┌─ MATERIALS PROVIDED
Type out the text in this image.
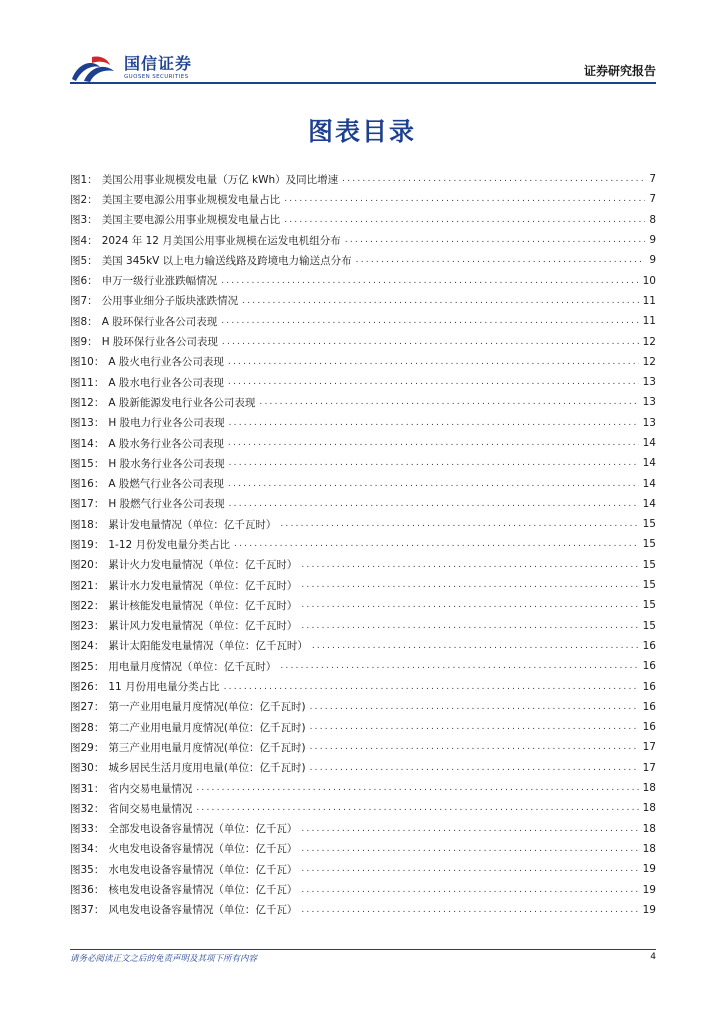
国信证券
GUOSEN SECURITIES	证券研究报告
图表目录
图1： 美国公用事业规模发电量（万亿 kWh）及同比增速 .....	7
图2： 美国主要电源公用事业规模发电量占比 .....	7
图3： 美国主要电源公用事业规模发电量占比 .....	8
图4： 2024 年 12 月美国公用事业规模在运发电机组分布 .....	9
图5： 美国 345kV 以上电力输送线路及跨境电力输送点分布 .....	9
图6： 申万一级行业涨跌幅情况 .....	10
图7： 公用事业细分子版块涨跌情况 .....	11
图8： A 股环保行业各公司表现 .....	11
图9： H 股环保行业各公司表现 .....	12
图10： A 股火电行业各公司表现 .....	12
图11： A 股水电行业各公司表现 .....	13
图12： A 股新能源发电行业各公司表现 .....	13
图13： H 股电力行业各公司表现 .....	13
图14： A 股水务行业各公司表现 .....	14
图15： H 股水务行业各公司表现 .....	14
图16： A 股燃气行业各公司表现 .....	14
图17： H 股燃气行业各公司表现 .....	14
图18： 累计发电量情况（单位：亿千瓦时） .....	15
图19： 1-12 月份发电量分类占比 .....	15
图20： 累计火力发电量情况（单位：亿千瓦时） .....	15
图21： 累计水力发电量情况（单位：亿千瓦时） .....	15
图22： 累计核能发电量情况（单位：亿千瓦时） .....	15
图23： 累计风力发电量情况（单位：亿千瓦时） .....	15
图24： 累计太阳能发电量情况（单位：亿千瓦时） .....	16
图25： 用电量月度情况（单位：亿千瓦时） .....	16
图26： 11 月份用电量分类占比 .....	16
图27： 第一产业用电量月度情况(单位：亿千瓦时) .....	16
图28： 第二产业用电量月度情况(单位：亿千瓦时) .....	16
图29： 第三产业用电量月度情况(单位：亿千瓦时) .....	17
图30： 城乡居民生活月度用电量(单位：亿千瓦时) .....	17
图31： 省内交易电量情况 .....	18
图32： 省间交易电量情况 .....	18
图33： 全部发电设备容量情况（单位：亿千瓦） .....	18
图34： 火电发电设备容量情况（单位：亿千瓦） .....	18
图35： 水电发电设备容量情况（单位：亿千瓦） .....	19
图36： 核电发电设备容量情况（单位：亿千瓦） .....	19
图37： 风电发电设备容量情况（单位：亿千瓦） .....	19
请务必阅读正文之后的免责声明及其项下所有内容	4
└─
TASK INSTRUCTIONS
Scan the data above; copy every line where "股环保行业各公司表现" appears.

REPLY TO THE EXERCISE
图8： A 股环保行业各公司表现 .....	11
图9： H 股环保行业各公司表现 .....	12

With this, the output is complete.